## Data rows
● ● ● ●

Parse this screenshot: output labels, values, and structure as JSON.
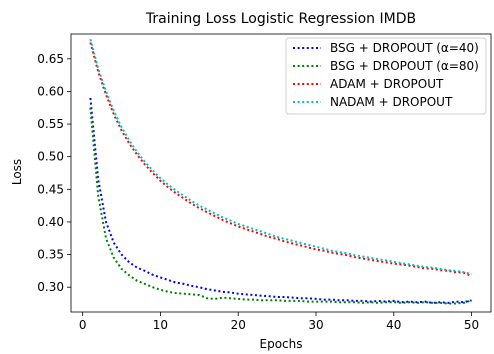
{
  "chart_data": {
    "type": "line",
    "title": "Training Loss Logistic Regression IMDB",
    "xlabel": "Epochs",
    "ylabel": "Loss",
    "xlim": [
      -1.5,
      52.5
    ],
    "ylim": [
      0.262,
      0.688
    ],
    "xticks": [
      0,
      10,
      20,
      30,
      40,
      50
    ],
    "yticks": [
      0.3,
      0.35,
      0.4,
      0.45,
      0.5,
      0.55,
      0.6,
      0.65
    ],
    "ytick_labels": [
      "0.30",
      "0.35",
      "0.40",
      "0.45",
      "0.50",
      "0.55",
      "0.60",
      "0.65"
    ],
    "grid": false,
    "legend_position": "top-right",
    "x": [
      1,
      2,
      3,
      4,
      5,
      6,
      7,
      8,
      9,
      10,
      11,
      12,
      13,
      14,
      15,
      16,
      17,
      18,
      19,
      20,
      21,
      22,
      23,
      24,
      25,
      26,
      27,
      28,
      29,
      30,
      31,
      32,
      33,
      34,
      35,
      36,
      37,
      38,
      39,
      40,
      41,
      42,
      43,
      44,
      45,
      46,
      47,
      48,
      49,
      50
    ],
    "series": [
      {
        "name": "BSG + DROPOUT (α=40)",
        "color": "#0000ff",
        "values": [
          0.59,
          0.465,
          0.4,
          0.368,
          0.35,
          0.338,
          0.33,
          0.325,
          0.319,
          0.315,
          0.311,
          0.307,
          0.305,
          0.302,
          0.3,
          0.297,
          0.295,
          0.293,
          0.292,
          0.29,
          0.289,
          0.288,
          0.287,
          0.286,
          0.285,
          0.285,
          0.284,
          0.283,
          0.283,
          0.282,
          0.281,
          0.281,
          0.28,
          0.28,
          0.279,
          0.279,
          0.278,
          0.279,
          0.278,
          0.279,
          0.277,
          0.278,
          0.277,
          0.278,
          0.276,
          0.277,
          0.276,
          0.278,
          0.277,
          0.28
        ]
      },
      {
        "name": "BSG + DROPOUT (α=80)",
        "color": "#008000",
        "values": [
          0.575,
          0.44,
          0.375,
          0.345,
          0.328,
          0.318,
          0.31,
          0.305,
          0.3,
          0.296,
          0.293,
          0.291,
          0.29,
          0.289,
          0.288,
          0.283,
          0.282,
          0.284,
          0.283,
          0.282,
          0.281,
          0.281,
          0.28,
          0.28,
          0.28,
          0.279,
          0.279,
          0.279,
          0.278,
          0.278,
          0.278,
          0.278,
          0.277,
          0.277,
          0.277,
          0.276,
          0.277,
          0.276,
          0.277,
          0.277,
          0.276,
          0.277,
          0.276,
          0.277,
          0.276,
          0.276,
          0.275,
          0.275,
          0.276,
          0.28
        ]
      },
      {
        "name": "ADAM + DROPOUT",
        "color": "#ff0000",
        "values": [
          0.675,
          0.63,
          0.595,
          0.565,
          0.54,
          0.52,
          0.503,
          0.488,
          0.475,
          0.463,
          0.453,
          0.444,
          0.436,
          0.428,
          0.421,
          0.415,
          0.409,
          0.403,
          0.398,
          0.393,
          0.389,
          0.385,
          0.381,
          0.377,
          0.374,
          0.37,
          0.367,
          0.364,
          0.361,
          0.358,
          0.356,
          0.353,
          0.351,
          0.349,
          0.346,
          0.344,
          0.342,
          0.34,
          0.338,
          0.336,
          0.335,
          0.333,
          0.331,
          0.329,
          0.328,
          0.326,
          0.325,
          0.323,
          0.322,
          0.317
        ]
      },
      {
        "name": "NADAM + DROPOUT",
        "color": "#00bfbf",
        "values": [
          0.68,
          0.635,
          0.6,
          0.57,
          0.545,
          0.525,
          0.507,
          0.492,
          0.479,
          0.467,
          0.457,
          0.448,
          0.44,
          0.432,
          0.425,
          0.419,
          0.413,
          0.407,
          0.402,
          0.397,
          0.393,
          0.389,
          0.385,
          0.381,
          0.377,
          0.374,
          0.371,
          0.368,
          0.365,
          0.362,
          0.359,
          0.356,
          0.354,
          0.352,
          0.349,
          0.347,
          0.345,
          0.343,
          0.341,
          0.339,
          0.337,
          0.335,
          0.333,
          0.331,
          0.33,
          0.328,
          0.326,
          0.325,
          0.323,
          0.32
        ]
      }
    ]
  }
}
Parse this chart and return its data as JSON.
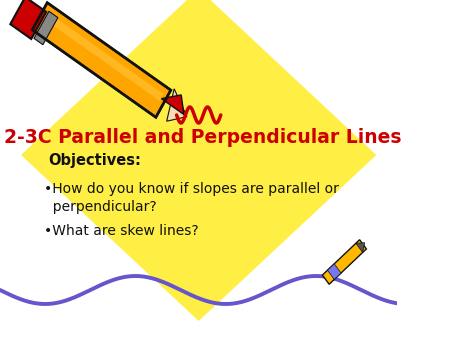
{
  "background_color": "#ffffff",
  "diamond_color": "#FFEE44",
  "title": "2-3C Parallel and Perpendicular Lines",
  "title_color": "#CC0000",
  "title_fontsize": 13.5,
  "objectives_label": "Objectives:",
  "bullet1": "•How do you know if slopes are parallel or\n  perpendicular?",
  "bullet2": "•What are skew lines?",
  "text_color": "#111111",
  "body_fontsize": 10,
  "objectives_fontsize": 10.5,
  "pencil_body_color": "#FFA500",
  "pencil_eraser_color": "#CC0000",
  "pencil_outline": "#111111",
  "pencil2_body_color": "#FFB800",
  "pencil2_band_color": "#7777EE",
  "squiggle_color": "#CC0000",
  "wave_color": "#6655CC",
  "wave_linewidth": 2.8
}
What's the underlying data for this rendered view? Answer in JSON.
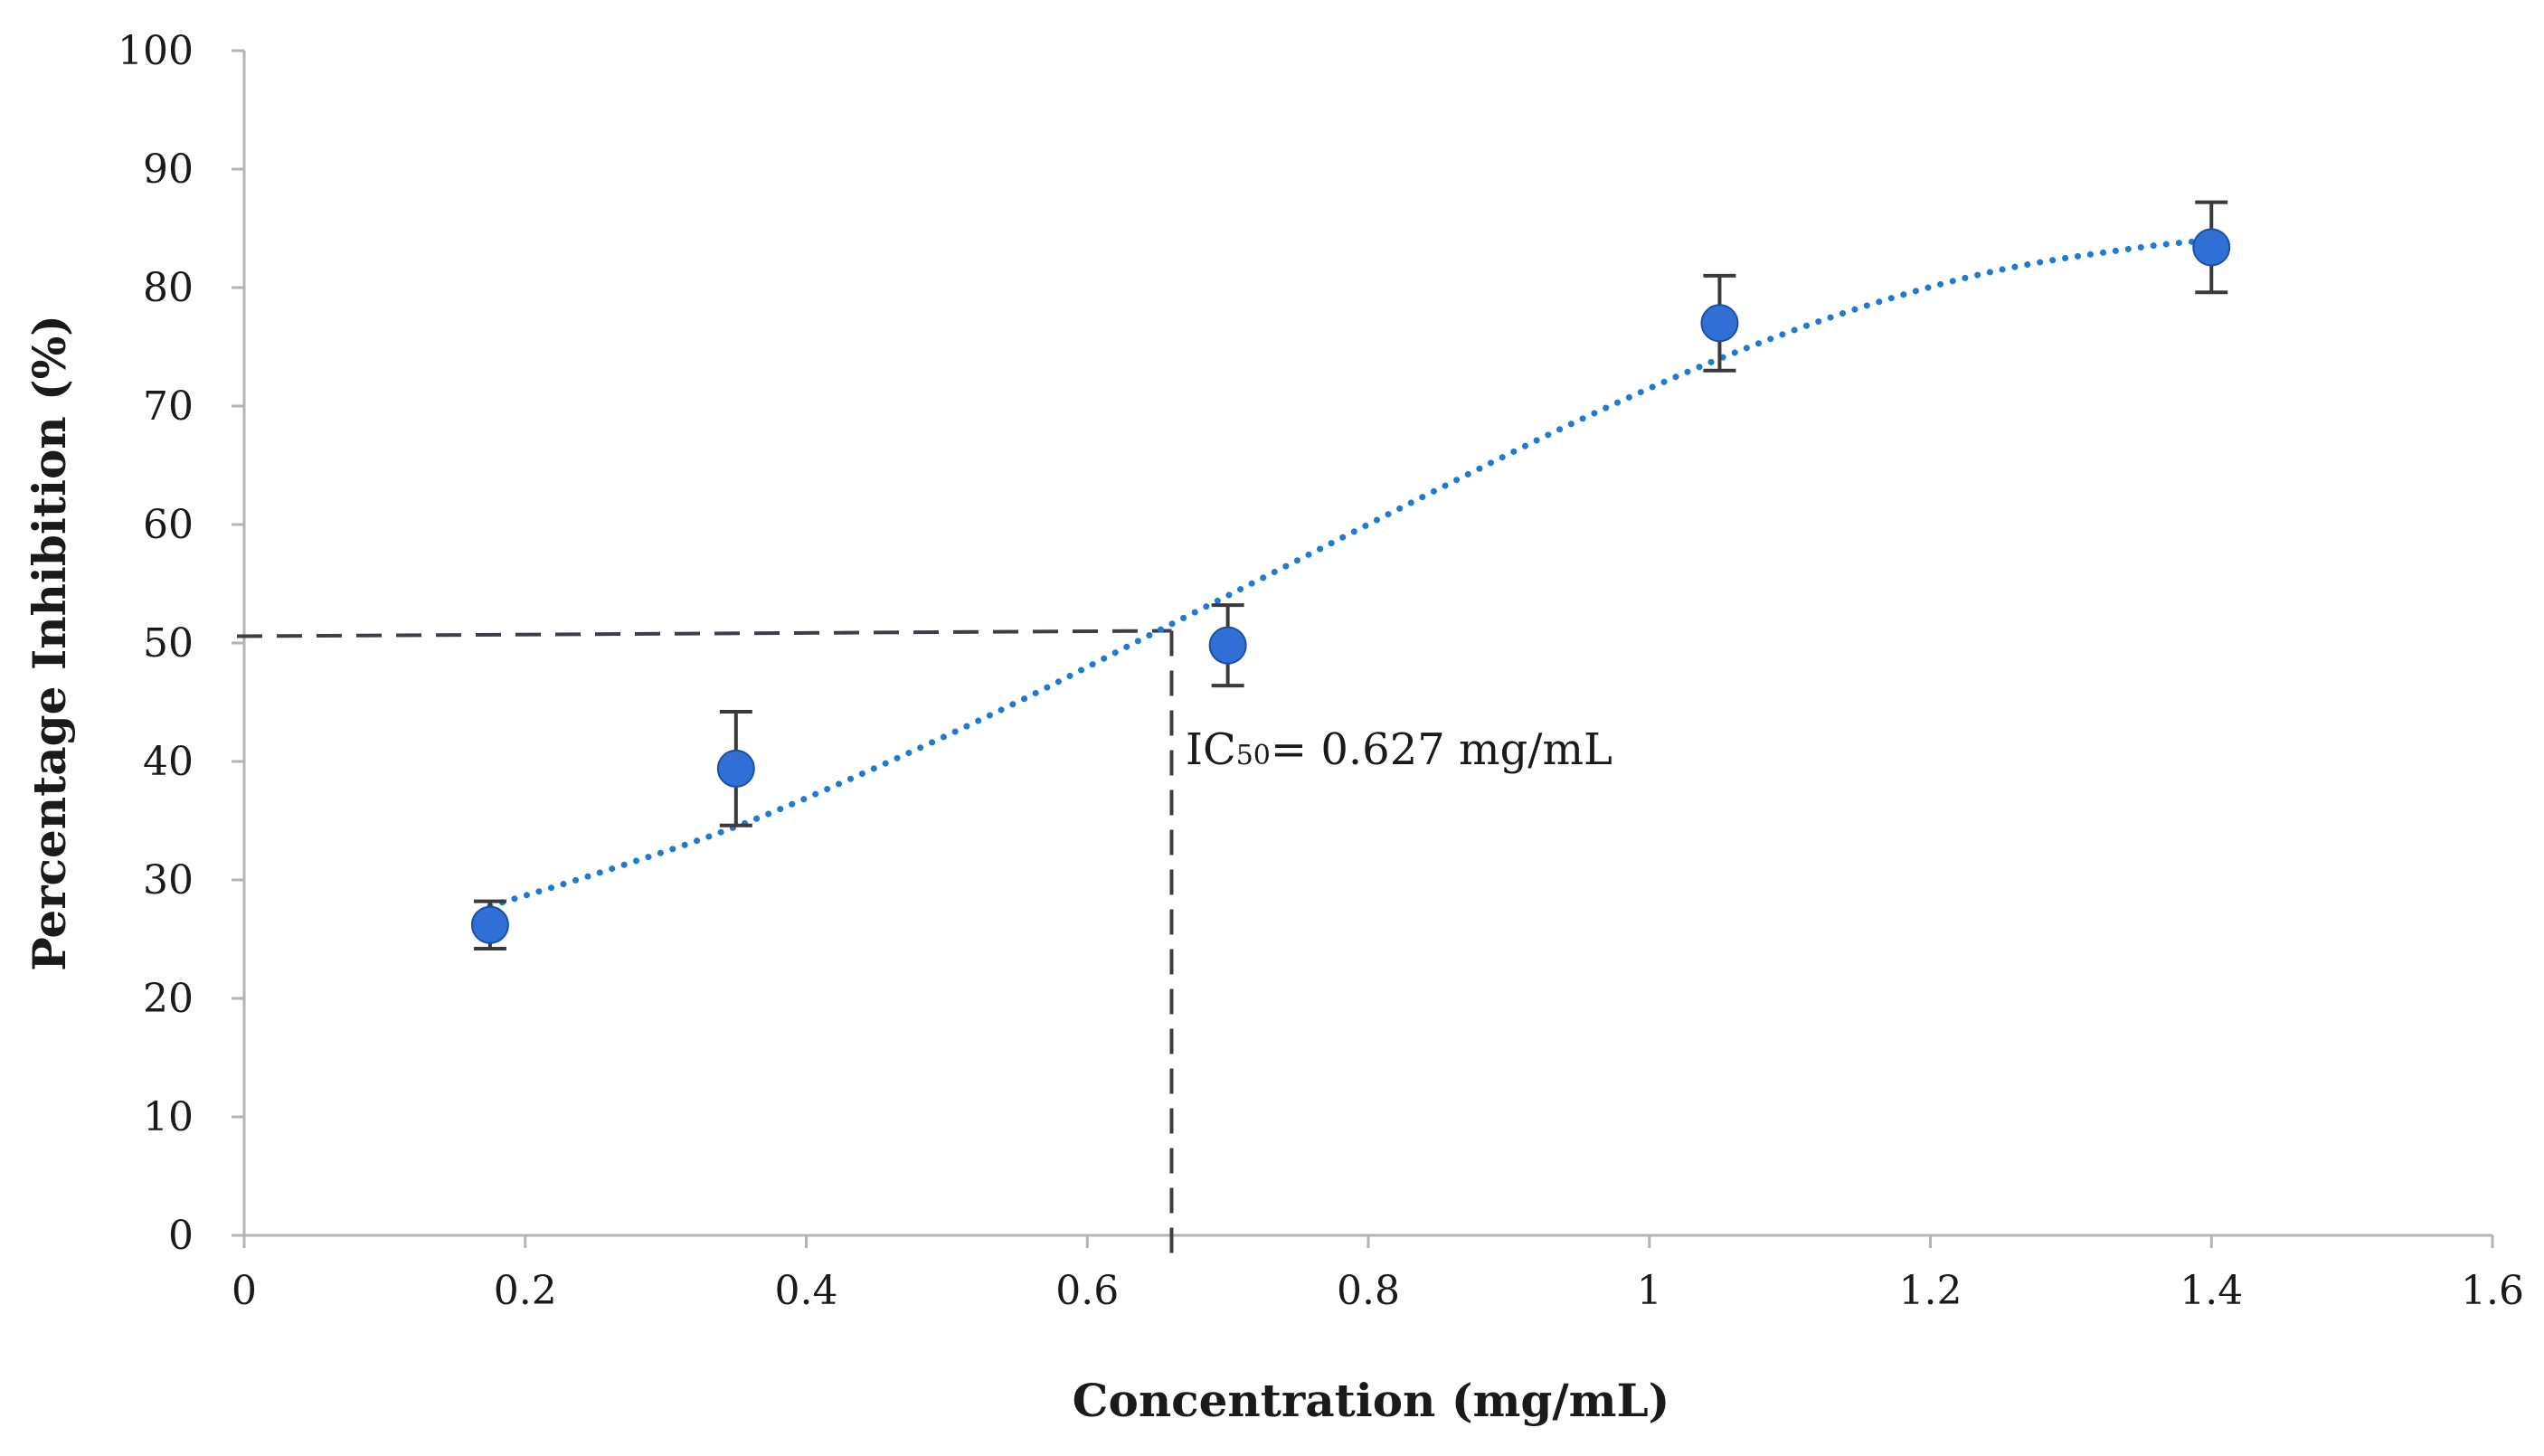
{
  "chart_data": {
    "type": "scatter",
    "title": "",
    "xlabel": "Concentration (mg/mL)",
    "ylabel": "Percentage Inhibition (%)",
    "xlim": [
      0,
      1.6
    ],
    "ylim": [
      0,
      100
    ],
    "xticks": [
      0,
      0.2,
      0.4,
      0.6,
      0.8,
      1,
      1.2,
      1.4,
      1.6
    ],
    "xtick_labels": [
      "0",
      "0.2",
      "0.4",
      "0.6",
      "0.8",
      "1",
      "1.2",
      "1.4",
      "1.6"
    ],
    "yticks": [
      0,
      10,
      20,
      30,
      40,
      50,
      60,
      70,
      80,
      90,
      100
    ],
    "ytick_labels": [
      "0",
      "10",
      "20",
      "30",
      "40",
      "50",
      "60",
      "70",
      "80",
      "90",
      "100"
    ],
    "grid": false,
    "series": [
      {
        "name": "Percentage Inhibition",
        "marker_color": "#2f6fd6",
        "x": [
          0.175,
          0.35,
          0.7,
          1.05,
          1.4
        ],
        "y": [
          26.2,
          39.4,
          49.8,
          77.0,
          83.4
        ],
        "error": [
          2.0,
          4.8,
          3.4,
          4.0,
          3.8
        ]
      }
    ],
    "trendline": {
      "style": "dotted",
      "color": "#1f7bd0",
      "x": [
        0.175,
        0.25,
        0.35,
        0.45,
        0.55,
        0.65,
        0.75,
        0.85,
        0.95,
        1.05,
        1.15,
        1.25,
        1.35,
        1.4
      ],
      "y": [
        27.8,
        30.5,
        34.5,
        39.5,
        45.0,
        51.0,
        57.0,
        63.0,
        68.8,
        74.0,
        78.3,
        81.5,
        83.4,
        84.0
      ]
    },
    "reference_lines": {
      "color": "#3a3f4a",
      "style": "dashed",
      "horizontal_y": 50.8,
      "vertical_x": 0.66
    },
    "annotations": [
      {
        "text_main": "IC",
        "text_sub": "50",
        "text_rest": "= 0.627 mg/mL",
        "x": 0.67,
        "y": 41
      }
    ]
  },
  "colors": {
    "axis": "#b3b3b3",
    "text": "#1a1a1a",
    "errorbar": "#3a3a3a",
    "marker": "#2f6fd6"
  }
}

● ● ● ●

## To be done
Output the full set of records above without changing a word, and drop the images.

## Solved exercise
Parse this screenshot: output labels, values, and structure as JSON.
{
  "chart_data": {
    "type": "line",
    "title": "Training Loss Logistic Regression IMDB",
    "xlabel": "Epochs",
    "ylabel": "Loss",
    "xlim": [
      -1.5,
      52.5
    ],
    "ylim": [
      0.262,
      0.688
    ],
    "xticks": [
      0,
      10,
      20,
      30,
      40,
      50
    ],
    "yticks": [
      0.3,
      0.35,
      0.4,
      0.45,
      0.5,
      0.55,
      0.6,
      0.65
    ],
    "ytick_labels": [
      "0.30",
      "0.35",
      "0.40",
      "0.45",
      "0.50",
      "0.55",
      "0.60",
      "0.65"
    ],
    "grid": false,
    "legend_position": "top-right",
    "x": [
      1,
      2,
      3,
      4,
      5,
      6,
      7,
      8,
      9,
      10,
      11,
      12,
      13,
      14,
      15,
      16,
      17,
      18,
      19,
      20,
      21,
      22,
      23,
      24,
      25,
      26,
      27,
      28,
      29,
      30,
      31,
      32,
      33,
      34,
      35,
      36,
      37,
      38,
      39,
      40,
      41,
      42,
      43,
      44,
      45,
      46,
      47,
      48,
      49,
      50
    ],
    "series": [
      {
        "name": "BSG + DROPOUT (α=40)",
        "color": "#0000ff",
        "values": [
          0.59,
          0.465,
          0.4,
          0.368,
          0.35,
          0.338,
          0.33,
          0.325,
          0.319,
          0.315,
          0.311,
          0.307,
          0.305,
          0.302,
          0.3,
          0.297,
          0.295,
          0.293,
          0.292,
          0.29,
          0.289,
          0.288,
          0.287,
          0.286,
          0.285,
          0.285,
          0.284,
          0.283,
          0.283,
          0.282,
          0.281,
          0.281,
          0.28,
          0.28,
          0.279,
          0.279,
          0.278,
          0.279,
          0.278,
          0.279,
          0.277,
          0.278,
          0.277,
          0.278,
          0.276,
          0.277,
          0.276,
          0.278,
          0.277,
          0.28
        ]
      },
      {
        "name": "BSG + DROPOUT (α=80)",
        "color": "#008000",
        "values": [
          0.575,
          0.44,
          0.375,
          0.345,
          0.328,
          0.318,
          0.31,
          0.305,
          0.3,
          0.296,
          0.293,
          0.291,
          0.29,
          0.289,
          0.288,
          0.283,
          0.282,
          0.284,
          0.283,
          0.282,
          0.281,
          0.281,
          0.28,
          0.28,
          0.28,
          0.279,
          0.279,
          0.279,
          0.278,
          0.278,
          0.278,
          0.278,
          0.277,
          0.277,
          0.277,
          0.276,
          0.277,
          0.276,
          0.277,
          0.277,
          0.276,
          0.277,
          0.276,
          0.277,
          0.276,
          0.276,
          0.275,
          0.275,
          0.276,
          0.28
        ]
      },
      {
        "name": "ADAM + DROPOUT",
        "color": "#ff0000",
        "values": [
          0.675,
          0.63,
          0.595,
          0.565,
          0.54,
          0.52,
          0.503,
          0.488,
          0.475,
          0.463,
          0.453,
          0.444,
          0.436,
          0.428,
          0.421,
          0.415,
          0.409,
          0.403,
          0.398,
          0.393,
          0.389,
          0.385,
          0.381,
          0.377,
          0.374,
          0.37,
          0.367,
          0.364,
          0.361,
          0.358,
          0.356,
          0.353,
          0.351,
          0.349,
          0.346,
          0.344,
          0.342,
          0.34,
          0.338,
          0.336,
          0.335,
          0.333,
          0.331,
          0.329,
          0.328,
          0.326,
          0.325,
          0.323,
          0.322,
          0.317
        ]
      },
      {
        "name": "NADAM + DROPOUT",
        "color": "#00bfbf",
        "values": [
          0.68,
          0.635,
          0.6,
          0.57,
          0.545,
          0.525,
          0.507,
          0.492,
          0.479,
          0.467,
          0.457,
          0.448,
          0.44,
          0.432,
          0.425,
          0.419,
          0.413,
          0.407,
          0.402,
          0.397,
          0.393,
          0.389,
          0.385,
          0.381,
          0.377,
          0.374,
          0.371,
          0.368,
          0.365,
          0.362,
          0.359,
          0.356,
          0.354,
          0.352,
          0.349,
          0.347,
          0.345,
          0.343,
          0.341,
          0.339,
          0.337,
          0.335,
          0.333,
          0.331,
          0.33,
          0.328,
          0.326,
          0.325,
          0.323,
          0.32
        ]
      }
    ]
  }
}
Parse this chart and return its data as JSON.
{
  "background_color": "#ffffff",
  "diamond_color": "#FFEE44",
  "title": "2-3C Parallel and Perpendicular Lines",
  "title_color": "#CC0000",
  "title_fontsize": 13.5,
  "objectives_label": "Objectives:",
  "bullet1": "•How do you know if slopes are parallel or\n  perpendicular?",
  "bullet2": "•What are skew lines?",
  "text_color": "#111111",
  "body_fontsize": 10,
  "objectives_fontsize": 10.5,
  "pencil_body_color": "#FFA500",
  "pencil_eraser_color": "#CC0000",
  "pencil_outline": "#111111",
  "pencil2_body_color": "#FFB800",
  "pencil2_band_color": "#7777EE",
  "squiggle_color": "#CC0000",
  "wave_color": "#6655CC",
  "wave_linewidth": 2.8
}
What's the underlying data for this rendered view? Answer in JSON.
{
  "chart_data": {
    "type": "scatter",
    "title": "",
    "xlabel": "Concentration (mg/mL)",
    "ylabel": "Percentage Inhibition (%)",
    "xlim": [
      0,
      1.6
    ],
    "ylim": [
      0,
      100
    ],
    "xticks": [
      0,
      0.2,
      0.4,
      0.6,
      0.8,
      1,
      1.2,
      1.4,
      1.6
    ],
    "xtick_labels": [
      "0",
      "0.2",
      "0.4",
      "0.6",
      "0.8",
      "1",
      "1.2",
      "1.4",
      "1.6"
    ],
    "yticks": [
      0,
      10,
      20,
      30,
      40,
      50,
      60,
      70,
      80,
      90,
      100
    ],
    "ytick_labels": [
      "0",
      "10",
      "20",
      "30",
      "40",
      "50",
      "60",
      "70",
      "80",
      "90",
      "100"
    ],
    "grid": false,
    "series": [
      {
        "name": "Percentage Inhibition",
        "marker_color": "#2f6fd6",
        "x": [
          0.175,
          0.35,
          0.7,
          1.05,
          1.4
        ],
        "y": [
          26.2,
          39.4,
          49.8,
          77.0,
          83.4
        ],
        "error": [
          2.0,
          4.8,
          3.4,
          4.0,
          3.8
        ]
      }
    ],
    "trendline": {
      "style": "dotted",
      "color": "#1f7bd0",
      "x": [
        0.175,
        0.25,
        0.35,
        0.45,
        0.55,
        0.65,
        0.75,
        0.85,
        0.95,
        1.05,
        1.15,
        1.25,
        1.35,
        1.4
      ],
      "y": [
        27.8,
        30.5,
        34.5,
        39.5,
        45.0,
        51.0,
        57.0,
        63.0,
        68.8,
        74.0,
        78.3,
        81.5,
        83.4,
        84.0
      ]
    },
    "reference_lines": {
      "color": "#3a3f4a",
      "style": "dashed",
      "horizontal_y": 50.8,
      "vertical_x": 0.66
    },
    "annotations": [
      {
        "text_main": "IC",
        "text_sub": "50",
        "text_rest": "= 0.627 mg/mL",
        "x": 0.67,
        "y": 41
      }
    ]
  },
  "colors": {
    "axis": "#b3b3b3",
    "text": "#1a1a1a",
    "errorbar": "#3a3a3a",
    "marker": "#2f6fd6"
  }
}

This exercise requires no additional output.